### Job
Output every entry exactly as written, skipping any pictures.

### Provided records

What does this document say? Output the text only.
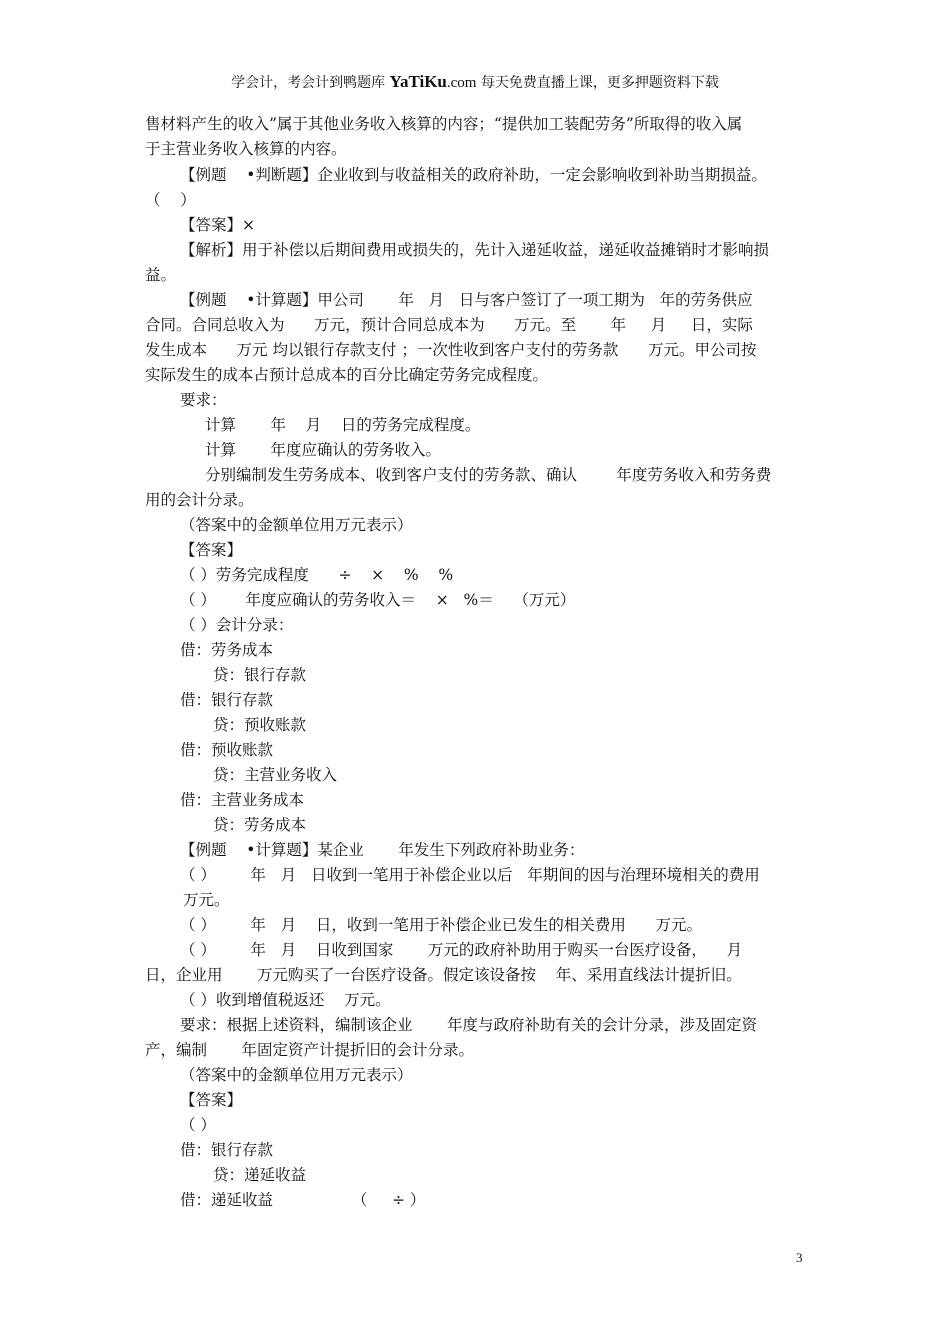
学会计，考会计到鸭题库 YaTiKu.com 每天免费直播上课，更多押题资料下载
售材料产生的收入”属于其他业务收入核算的内容；“提供加工装配劳务”所取得的收入属
于主营业务收入核算的内容。
【例题    •判断题】企业收到与收益相关的政府补助，一定会影响收到补助当期损益。
（    ）
【答案】×
【解析】用于补偿以后期间费用或损失的，先计入递延收益，递延收益摊销时才影响损
益。
【例题    •计算题】甲公司       年   月   日与客户签订了一项工期为   年的劳务供应
合同。合同总收入为      万元，预计合同总成本为      万元。至       年     月     日，实际
发生成本      万元 均以银行存款支付 ；一次性收到客户支付的劳务款      万元。甲公司按
实际发生的成本占预计总成本的百分比确定劳务完成程度。
要求：
计算       年    月    日的劳务完成程度。
计算       年度应确认的劳务收入。
分别编制发生劳务成本、收到客户支付的劳务款、确认        年度劳务收入和劳务费
用的会计分录。
（答案中的金额单位用万元表示）
【答案】
（ ）劳务完成程度      ÷    ×    %    %
（ ）      年度应确认的劳务收入＝    ×   %＝    （万元）
（ ）会计分录：
借：劳务成本
贷：银行存款
借：银行存款
贷：预收账款
借：预收账款
贷：主营业务收入
借：主营业务成本
贷：劳务成本
【例题    •计算题】某企业       年发生下列政府补助业务：
（ ）       年   月   日收到一笔用于补偿企业以后   年期间的因与治理环境相关的费用
万元。
（ ）       年   月    日，收到一笔用于补偿企业已发生的相关费用      万元。
（ ）       年   月    日收到国家       万元的政府补助用于购买一台医疗设备，    月
日，企业用       万元购买了一台医疗设备。假定该设备按    年、采用直线法计提折旧。
（ ）收到增值税返还    万元。
要求：根据上述资料，编制该企业       年度与政府补助有关的会计分录，涉及固定资
产，编制       年固定资产计提折旧的会计分录。
（答案中的金额单位用万元表示）
【答案】
（ ）
借：银行存款
贷：递延收益
借：递延收益                （     ÷ ）
3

### Task output
What does this document say? Output the text only.
学会计，考会计到鸭题库 YaTiKu.com 每天免费直播上课，更多押题资料下载
售材料产生的收入”属于其他业务收入核算的内容；“提供加工装配劳务”所取得的收入属
于主营业务收入核算的内容。
【例题    •判断题】企业收到与收益相关的政府补助，一定会影响收到补助当期损益。
（    ）
【答案】×
【解析】用于补偿以后期间费用或损失的，先计入递延收益，递延收益摊销时才影响损
益。
【例题    •计算题】甲公司       年   月   日与客户签订了一项工期为   年的劳务供应
合同。合同总收入为      万元，预计合同总成本为      万元。至       年     月     日，实际
发生成本      万元 均以银行存款支付 ；一次性收到客户支付的劳务款      万元。甲公司按
实际发生的成本占预计总成本的百分比确定劳务完成程度。
要求：
计算       年    月    日的劳务完成程度。
计算       年度应确认的劳务收入。
分别编制发生劳务成本、收到客户支付的劳务款、确认        年度劳务收入和劳务费
用的会计分录。
（答案中的金额单位用万元表示）
【答案】
（ ）劳务完成程度      ÷    ×    %    %
（ ）      年度应确认的劳务收入＝    ×   %＝    （万元）
（ ）会计分录：
借：劳务成本
贷：银行存款
借：银行存款
贷：预收账款
借：预收账款
贷：主营业务收入
借：主营业务成本
贷：劳务成本
【例题    •计算题】某企业       年发生下列政府补助业务：
（ ）       年   月   日收到一笔用于补偿企业以后   年期间的因与治理环境相关的费用
万元。
（ ）       年   月    日，收到一笔用于补偿企业已发生的相关费用      万元。
（ ）       年   月    日收到国家       万元的政府补助用于购买一台医疗设备，    月
日，企业用       万元购买了一台医疗设备。假定该设备按    年、采用直线法计提折旧。
（ ）收到增值税返还    万元。
要求：根据上述资料，编制该企业       年度与政府补助有关的会计分录，涉及固定资
产，编制       年固定资产计提折旧的会计分录。
（答案中的金额单位用万元表示）
【答案】
（ ）
借：银行存款
贷：递延收益
借：递延收益                （     ÷ ）
3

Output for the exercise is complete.